**What needs to be done**
Return the number of lines holding "ring", with nothing added.

**Source material**
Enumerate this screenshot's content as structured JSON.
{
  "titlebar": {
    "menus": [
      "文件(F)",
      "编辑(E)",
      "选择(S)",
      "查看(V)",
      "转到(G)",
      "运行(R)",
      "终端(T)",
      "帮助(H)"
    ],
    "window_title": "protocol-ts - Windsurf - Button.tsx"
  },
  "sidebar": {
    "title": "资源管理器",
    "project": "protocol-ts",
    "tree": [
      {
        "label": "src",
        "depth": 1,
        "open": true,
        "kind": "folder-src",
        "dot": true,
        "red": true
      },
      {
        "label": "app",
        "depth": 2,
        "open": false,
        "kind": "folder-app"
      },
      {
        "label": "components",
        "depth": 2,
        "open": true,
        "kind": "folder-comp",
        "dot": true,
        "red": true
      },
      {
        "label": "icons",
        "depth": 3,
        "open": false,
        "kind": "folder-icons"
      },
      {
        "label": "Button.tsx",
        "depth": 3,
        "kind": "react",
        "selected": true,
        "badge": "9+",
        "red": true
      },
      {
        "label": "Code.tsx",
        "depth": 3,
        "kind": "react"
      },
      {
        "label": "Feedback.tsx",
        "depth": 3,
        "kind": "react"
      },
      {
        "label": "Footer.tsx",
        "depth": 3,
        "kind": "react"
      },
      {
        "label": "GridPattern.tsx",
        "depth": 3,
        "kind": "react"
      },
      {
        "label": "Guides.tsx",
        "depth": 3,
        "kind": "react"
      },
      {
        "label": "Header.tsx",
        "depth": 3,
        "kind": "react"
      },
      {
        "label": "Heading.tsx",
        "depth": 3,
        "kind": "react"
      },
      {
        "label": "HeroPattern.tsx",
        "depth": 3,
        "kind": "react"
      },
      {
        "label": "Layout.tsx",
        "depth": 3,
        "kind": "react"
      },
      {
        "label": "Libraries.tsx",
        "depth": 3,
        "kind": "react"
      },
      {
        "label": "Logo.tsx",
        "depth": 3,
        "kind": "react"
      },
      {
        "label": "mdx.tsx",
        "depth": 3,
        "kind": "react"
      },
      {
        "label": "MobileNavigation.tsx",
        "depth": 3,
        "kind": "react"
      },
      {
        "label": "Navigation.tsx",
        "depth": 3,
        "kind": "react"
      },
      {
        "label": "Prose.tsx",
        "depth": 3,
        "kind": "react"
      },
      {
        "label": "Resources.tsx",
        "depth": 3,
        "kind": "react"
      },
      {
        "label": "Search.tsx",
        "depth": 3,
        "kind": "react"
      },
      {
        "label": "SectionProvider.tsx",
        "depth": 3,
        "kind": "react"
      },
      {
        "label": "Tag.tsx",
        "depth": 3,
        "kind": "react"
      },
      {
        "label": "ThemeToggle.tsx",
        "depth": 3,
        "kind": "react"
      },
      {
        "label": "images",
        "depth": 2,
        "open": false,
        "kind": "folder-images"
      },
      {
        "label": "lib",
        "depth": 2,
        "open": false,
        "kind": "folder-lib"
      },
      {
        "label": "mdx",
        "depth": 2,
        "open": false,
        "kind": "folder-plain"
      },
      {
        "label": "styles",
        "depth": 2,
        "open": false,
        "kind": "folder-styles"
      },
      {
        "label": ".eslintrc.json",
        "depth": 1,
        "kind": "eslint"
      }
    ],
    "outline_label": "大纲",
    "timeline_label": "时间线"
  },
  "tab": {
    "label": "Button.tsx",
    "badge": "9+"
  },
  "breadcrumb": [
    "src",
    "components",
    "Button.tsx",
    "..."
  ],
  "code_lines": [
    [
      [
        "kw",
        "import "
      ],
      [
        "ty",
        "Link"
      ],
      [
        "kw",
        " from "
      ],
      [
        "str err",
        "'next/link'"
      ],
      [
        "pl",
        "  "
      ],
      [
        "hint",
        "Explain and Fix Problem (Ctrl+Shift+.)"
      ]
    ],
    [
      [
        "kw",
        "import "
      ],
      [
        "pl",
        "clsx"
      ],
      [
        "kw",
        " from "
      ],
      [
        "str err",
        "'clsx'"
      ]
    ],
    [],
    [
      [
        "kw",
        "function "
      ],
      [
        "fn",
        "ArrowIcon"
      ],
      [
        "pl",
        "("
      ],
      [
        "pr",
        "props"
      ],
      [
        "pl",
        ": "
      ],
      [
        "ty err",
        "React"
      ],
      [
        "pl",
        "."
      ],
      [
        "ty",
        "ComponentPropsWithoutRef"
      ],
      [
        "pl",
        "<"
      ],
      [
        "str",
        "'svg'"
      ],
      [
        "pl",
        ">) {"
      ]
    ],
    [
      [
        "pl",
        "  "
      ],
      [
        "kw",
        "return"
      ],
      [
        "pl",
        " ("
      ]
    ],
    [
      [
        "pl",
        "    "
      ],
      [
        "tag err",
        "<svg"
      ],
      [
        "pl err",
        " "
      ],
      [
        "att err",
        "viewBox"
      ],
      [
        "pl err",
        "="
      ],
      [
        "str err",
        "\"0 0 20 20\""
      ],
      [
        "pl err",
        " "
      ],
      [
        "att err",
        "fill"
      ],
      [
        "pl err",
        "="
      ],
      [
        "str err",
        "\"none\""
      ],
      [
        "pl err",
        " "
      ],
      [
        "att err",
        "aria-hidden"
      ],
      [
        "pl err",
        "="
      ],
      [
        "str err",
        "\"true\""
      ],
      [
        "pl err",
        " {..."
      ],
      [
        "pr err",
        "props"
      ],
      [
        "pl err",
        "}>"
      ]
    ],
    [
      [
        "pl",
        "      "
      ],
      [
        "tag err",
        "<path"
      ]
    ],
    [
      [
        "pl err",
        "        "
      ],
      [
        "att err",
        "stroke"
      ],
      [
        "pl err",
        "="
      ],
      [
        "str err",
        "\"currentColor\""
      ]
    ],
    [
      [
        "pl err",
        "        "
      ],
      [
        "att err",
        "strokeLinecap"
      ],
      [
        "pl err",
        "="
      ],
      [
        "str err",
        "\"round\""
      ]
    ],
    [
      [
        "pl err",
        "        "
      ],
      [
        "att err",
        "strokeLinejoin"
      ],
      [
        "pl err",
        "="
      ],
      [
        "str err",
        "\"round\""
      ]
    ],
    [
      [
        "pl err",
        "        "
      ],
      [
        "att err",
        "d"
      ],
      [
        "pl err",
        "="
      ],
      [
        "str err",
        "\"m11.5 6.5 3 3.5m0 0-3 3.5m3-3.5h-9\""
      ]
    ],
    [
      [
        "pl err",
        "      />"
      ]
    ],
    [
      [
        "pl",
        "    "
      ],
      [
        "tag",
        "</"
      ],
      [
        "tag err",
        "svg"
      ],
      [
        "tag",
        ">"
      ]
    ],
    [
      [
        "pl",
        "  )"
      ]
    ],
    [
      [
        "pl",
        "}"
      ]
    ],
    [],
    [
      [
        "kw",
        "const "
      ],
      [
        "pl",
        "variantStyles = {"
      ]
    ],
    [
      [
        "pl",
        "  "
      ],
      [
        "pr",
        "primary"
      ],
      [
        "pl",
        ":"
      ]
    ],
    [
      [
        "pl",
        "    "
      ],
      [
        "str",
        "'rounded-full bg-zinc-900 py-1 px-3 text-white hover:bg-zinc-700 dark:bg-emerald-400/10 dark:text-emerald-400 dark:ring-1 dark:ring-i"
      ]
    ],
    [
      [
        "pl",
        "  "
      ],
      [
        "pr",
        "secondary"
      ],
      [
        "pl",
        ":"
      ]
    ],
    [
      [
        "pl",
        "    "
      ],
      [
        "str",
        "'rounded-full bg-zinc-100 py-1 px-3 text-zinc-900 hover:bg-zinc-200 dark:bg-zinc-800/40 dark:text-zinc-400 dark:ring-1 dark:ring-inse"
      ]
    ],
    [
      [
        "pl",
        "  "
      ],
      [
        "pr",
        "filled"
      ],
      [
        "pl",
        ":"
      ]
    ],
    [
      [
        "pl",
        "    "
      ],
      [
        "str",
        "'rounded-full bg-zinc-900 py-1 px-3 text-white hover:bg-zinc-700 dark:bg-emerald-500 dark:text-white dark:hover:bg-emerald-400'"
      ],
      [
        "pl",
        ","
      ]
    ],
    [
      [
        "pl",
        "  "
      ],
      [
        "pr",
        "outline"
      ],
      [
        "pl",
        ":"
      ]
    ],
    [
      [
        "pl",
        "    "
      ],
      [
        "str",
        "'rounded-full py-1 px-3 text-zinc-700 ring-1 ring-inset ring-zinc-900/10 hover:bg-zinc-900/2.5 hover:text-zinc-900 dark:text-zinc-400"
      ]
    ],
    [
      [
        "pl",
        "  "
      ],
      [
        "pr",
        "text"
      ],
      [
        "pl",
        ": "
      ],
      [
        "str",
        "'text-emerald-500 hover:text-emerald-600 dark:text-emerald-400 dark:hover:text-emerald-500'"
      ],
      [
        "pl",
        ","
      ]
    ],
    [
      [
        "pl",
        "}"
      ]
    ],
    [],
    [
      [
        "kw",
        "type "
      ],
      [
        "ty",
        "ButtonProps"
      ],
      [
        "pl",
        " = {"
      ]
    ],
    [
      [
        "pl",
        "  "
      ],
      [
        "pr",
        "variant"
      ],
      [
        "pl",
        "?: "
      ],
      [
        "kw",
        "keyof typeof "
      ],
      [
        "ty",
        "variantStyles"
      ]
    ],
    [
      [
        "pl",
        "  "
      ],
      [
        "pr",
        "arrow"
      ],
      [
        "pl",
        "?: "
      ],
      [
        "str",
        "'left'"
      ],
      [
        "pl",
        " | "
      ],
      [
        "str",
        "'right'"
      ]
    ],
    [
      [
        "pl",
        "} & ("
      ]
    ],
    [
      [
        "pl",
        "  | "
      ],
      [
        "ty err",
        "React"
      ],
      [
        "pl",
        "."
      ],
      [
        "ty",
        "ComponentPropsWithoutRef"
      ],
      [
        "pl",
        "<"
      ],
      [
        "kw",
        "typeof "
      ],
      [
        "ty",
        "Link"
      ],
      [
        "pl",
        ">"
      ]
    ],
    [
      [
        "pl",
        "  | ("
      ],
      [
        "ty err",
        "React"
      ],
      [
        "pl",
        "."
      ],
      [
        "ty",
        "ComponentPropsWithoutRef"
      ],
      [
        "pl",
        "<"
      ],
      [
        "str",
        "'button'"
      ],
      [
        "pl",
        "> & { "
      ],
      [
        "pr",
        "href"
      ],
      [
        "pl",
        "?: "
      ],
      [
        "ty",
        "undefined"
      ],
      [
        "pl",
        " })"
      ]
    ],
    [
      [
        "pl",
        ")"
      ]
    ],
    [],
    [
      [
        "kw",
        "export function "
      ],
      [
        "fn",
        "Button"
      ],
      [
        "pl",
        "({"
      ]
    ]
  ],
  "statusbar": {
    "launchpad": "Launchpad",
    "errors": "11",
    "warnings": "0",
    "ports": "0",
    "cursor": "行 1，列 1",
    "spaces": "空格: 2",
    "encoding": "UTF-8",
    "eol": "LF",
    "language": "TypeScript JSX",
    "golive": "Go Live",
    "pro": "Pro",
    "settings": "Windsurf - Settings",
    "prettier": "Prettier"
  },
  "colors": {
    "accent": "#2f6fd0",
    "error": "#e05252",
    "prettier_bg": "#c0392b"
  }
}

**Answer for this exercise**
3